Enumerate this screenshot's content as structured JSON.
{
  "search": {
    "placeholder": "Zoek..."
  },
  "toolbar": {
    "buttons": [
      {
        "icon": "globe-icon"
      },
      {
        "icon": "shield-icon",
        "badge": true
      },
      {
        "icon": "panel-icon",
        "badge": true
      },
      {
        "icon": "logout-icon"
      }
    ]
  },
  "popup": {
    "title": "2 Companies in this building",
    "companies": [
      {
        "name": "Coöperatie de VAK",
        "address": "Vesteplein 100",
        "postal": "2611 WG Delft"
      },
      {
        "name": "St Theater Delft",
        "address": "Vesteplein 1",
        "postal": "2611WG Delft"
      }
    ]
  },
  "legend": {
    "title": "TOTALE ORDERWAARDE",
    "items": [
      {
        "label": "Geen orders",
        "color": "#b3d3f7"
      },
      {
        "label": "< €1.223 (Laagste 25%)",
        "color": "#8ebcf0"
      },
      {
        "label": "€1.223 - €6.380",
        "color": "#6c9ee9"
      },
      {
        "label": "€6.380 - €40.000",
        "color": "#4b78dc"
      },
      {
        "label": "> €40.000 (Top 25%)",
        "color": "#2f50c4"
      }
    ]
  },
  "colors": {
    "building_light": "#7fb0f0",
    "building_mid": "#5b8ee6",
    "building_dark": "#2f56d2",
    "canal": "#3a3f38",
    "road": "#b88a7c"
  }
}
*****
**Given exercise**
Count how many lines in the data above hold the string "icon", and give the number with no other words.

**Complete output**
4